### WHAT IS ASKED
Give a verbatim copy of the lines below, minus the pictures.

### Figure dataset records
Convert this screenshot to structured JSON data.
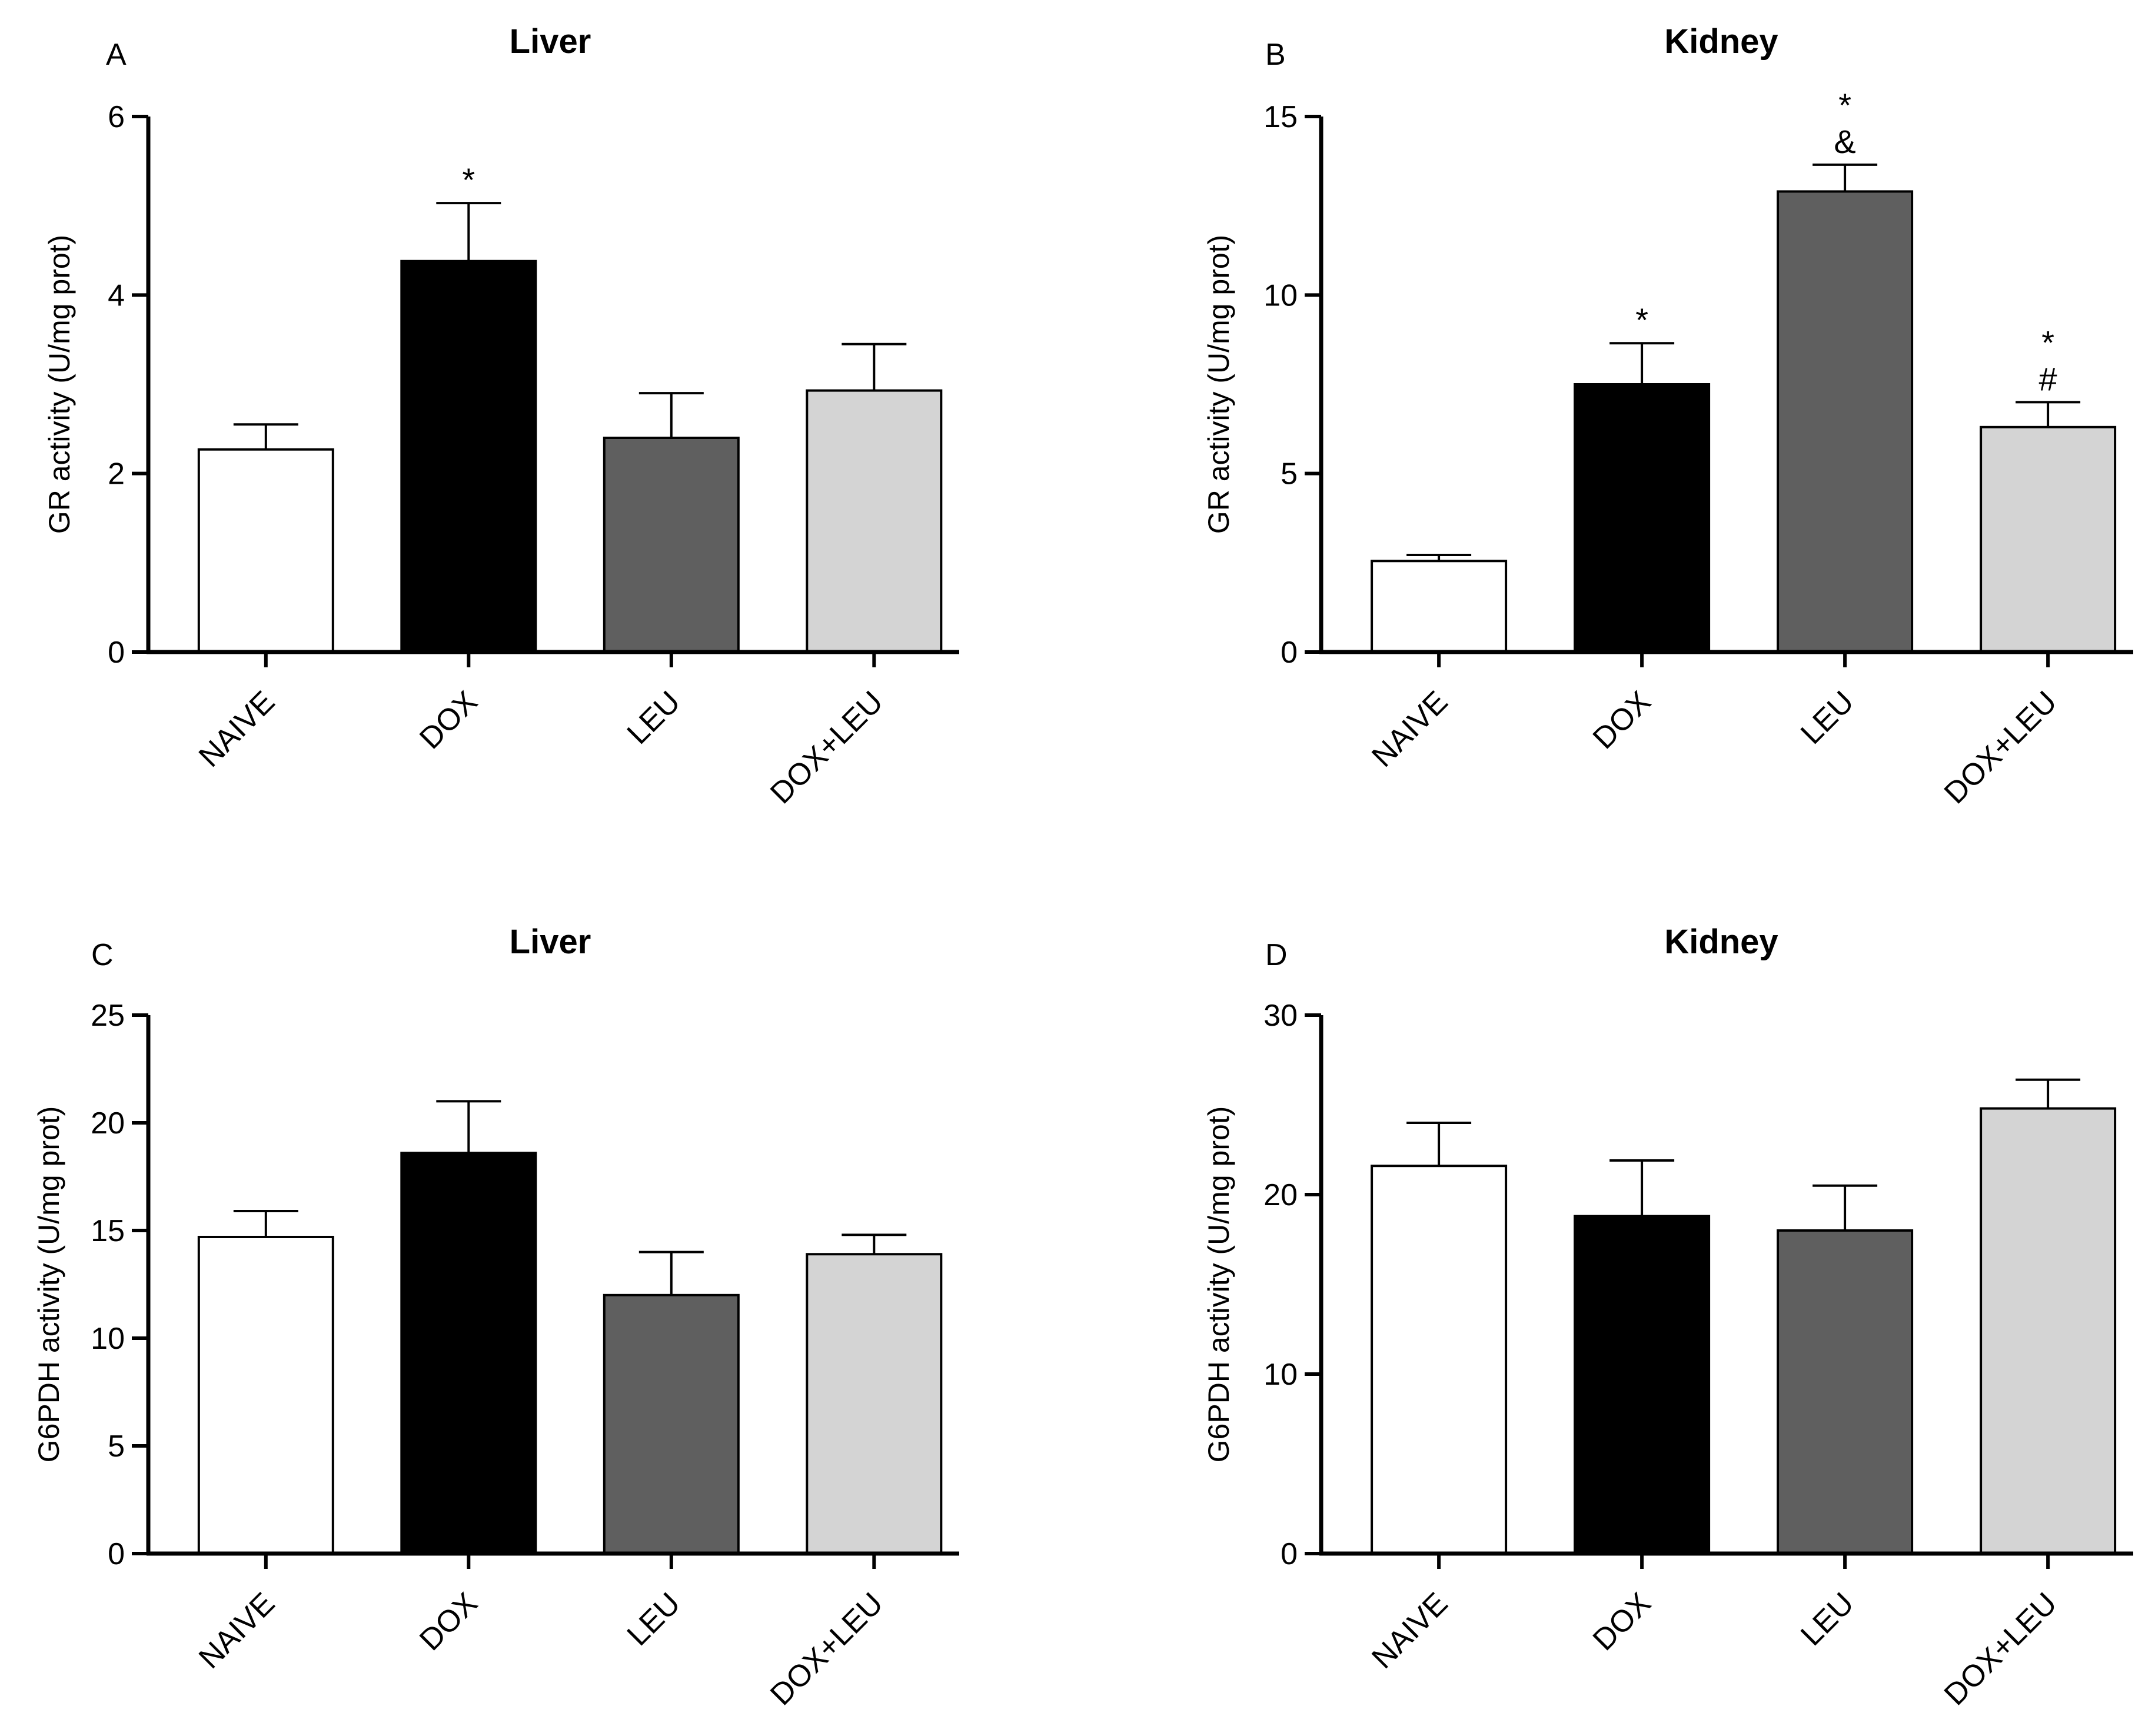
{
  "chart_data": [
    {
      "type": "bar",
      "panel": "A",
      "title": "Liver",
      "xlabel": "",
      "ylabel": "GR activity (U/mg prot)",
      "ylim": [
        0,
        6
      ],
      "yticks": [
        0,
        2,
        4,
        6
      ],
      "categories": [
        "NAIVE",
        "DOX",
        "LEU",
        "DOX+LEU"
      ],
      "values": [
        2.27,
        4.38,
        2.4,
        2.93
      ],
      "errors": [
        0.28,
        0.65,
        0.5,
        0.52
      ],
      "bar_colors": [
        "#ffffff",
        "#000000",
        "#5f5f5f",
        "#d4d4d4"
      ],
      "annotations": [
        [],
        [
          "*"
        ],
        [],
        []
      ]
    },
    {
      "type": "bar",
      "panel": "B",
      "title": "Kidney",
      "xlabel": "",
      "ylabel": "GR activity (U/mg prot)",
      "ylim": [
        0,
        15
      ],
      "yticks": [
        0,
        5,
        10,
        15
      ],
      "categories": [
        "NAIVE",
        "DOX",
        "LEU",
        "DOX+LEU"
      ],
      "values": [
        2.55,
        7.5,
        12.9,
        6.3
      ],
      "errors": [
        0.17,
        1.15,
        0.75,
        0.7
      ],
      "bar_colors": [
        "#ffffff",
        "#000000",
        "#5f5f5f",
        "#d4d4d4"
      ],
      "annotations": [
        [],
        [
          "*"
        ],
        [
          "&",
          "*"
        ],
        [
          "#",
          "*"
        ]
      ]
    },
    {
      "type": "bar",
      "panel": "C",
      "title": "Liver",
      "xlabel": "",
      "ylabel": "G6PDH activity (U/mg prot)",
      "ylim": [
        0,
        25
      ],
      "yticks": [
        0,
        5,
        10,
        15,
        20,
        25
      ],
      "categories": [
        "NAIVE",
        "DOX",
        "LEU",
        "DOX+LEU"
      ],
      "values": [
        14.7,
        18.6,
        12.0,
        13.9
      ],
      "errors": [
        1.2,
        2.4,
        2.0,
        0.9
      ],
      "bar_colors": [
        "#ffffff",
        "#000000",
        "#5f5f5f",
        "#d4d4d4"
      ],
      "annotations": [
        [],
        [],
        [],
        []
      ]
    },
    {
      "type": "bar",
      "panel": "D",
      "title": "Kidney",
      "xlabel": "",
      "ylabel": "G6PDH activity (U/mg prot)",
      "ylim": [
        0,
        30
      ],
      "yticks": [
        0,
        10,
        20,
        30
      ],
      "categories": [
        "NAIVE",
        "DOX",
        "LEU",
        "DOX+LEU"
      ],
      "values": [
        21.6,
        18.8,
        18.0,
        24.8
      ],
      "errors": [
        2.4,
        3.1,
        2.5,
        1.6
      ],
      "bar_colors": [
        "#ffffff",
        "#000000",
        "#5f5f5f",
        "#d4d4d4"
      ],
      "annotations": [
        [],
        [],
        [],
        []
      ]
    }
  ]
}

### THE COMPLETED TASK
Convert this screenshot to structured JSON data.
{
  "chart_data": [
    {
      "type": "bar",
      "panel": "A",
      "title": "Liver",
      "xlabel": "",
      "ylabel": "GR activity (U/mg prot)",
      "ylim": [
        0,
        6
      ],
      "yticks": [
        0,
        2,
        4,
        6
      ],
      "categories": [
        "NAIVE",
        "DOX",
        "LEU",
        "DOX+LEU"
      ],
      "values": [
        2.27,
        4.38,
        2.4,
        2.93
      ],
      "errors": [
        0.28,
        0.65,
        0.5,
        0.52
      ],
      "bar_colors": [
        "#ffffff",
        "#000000",
        "#5f5f5f",
        "#d4d4d4"
      ],
      "annotations": [
        [],
        [
          "*"
        ],
        [],
        []
      ]
    },
    {
      "type": "bar",
      "panel": "B",
      "title": "Kidney",
      "xlabel": "",
      "ylabel": "GR activity (U/mg prot)",
      "ylim": [
        0,
        15
      ],
      "yticks": [
        0,
        5,
        10,
        15
      ],
      "categories": [
        "NAIVE",
        "DOX",
        "LEU",
        "DOX+LEU"
      ],
      "values": [
        2.55,
        7.5,
        12.9,
        6.3
      ],
      "errors": [
        0.17,
        1.15,
        0.75,
        0.7
      ],
      "bar_colors": [
        "#ffffff",
        "#000000",
        "#5f5f5f",
        "#d4d4d4"
      ],
      "annotations": [
        [],
        [
          "*"
        ],
        [
          "&",
          "*"
        ],
        [
          "#",
          "*"
        ]
      ]
    },
    {
      "type": "bar",
      "panel": "C",
      "title": "Liver",
      "xlabel": "",
      "ylabel": "G6PDH activity (U/mg prot)",
      "ylim": [
        0,
        25
      ],
      "yticks": [
        0,
        5,
        10,
        15,
        20,
        25
      ],
      "categories": [
        "NAIVE",
        "DOX",
        "LEU",
        "DOX+LEU"
      ],
      "values": [
        14.7,
        18.6,
        12.0,
        13.9
      ],
      "errors": [
        1.2,
        2.4,
        2.0,
        0.9
      ],
      "bar_colors": [
        "#ffffff",
        "#000000",
        "#5f5f5f",
        "#d4d4d4"
      ],
      "annotations": [
        [],
        [],
        [],
        []
      ]
    },
    {
      "type": "bar",
      "panel": "D",
      "title": "Kidney",
      "xlabel": "",
      "ylabel": "G6PDH activity (U/mg prot)",
      "ylim": [
        0,
        30
      ],
      "yticks": [
        0,
        10,
        20,
        30
      ],
      "categories": [
        "NAIVE",
        "DOX",
        "LEU",
        "DOX+LEU"
      ],
      "values": [
        21.6,
        18.8,
        18.0,
        24.8
      ],
      "errors": [
        2.4,
        3.1,
        2.5,
        1.6
      ],
      "bar_colors": [
        "#ffffff",
        "#000000",
        "#5f5f5f",
        "#d4d4d4"
      ],
      "annotations": [
        [],
        [],
        [],
        []
      ]
    }
  ]
}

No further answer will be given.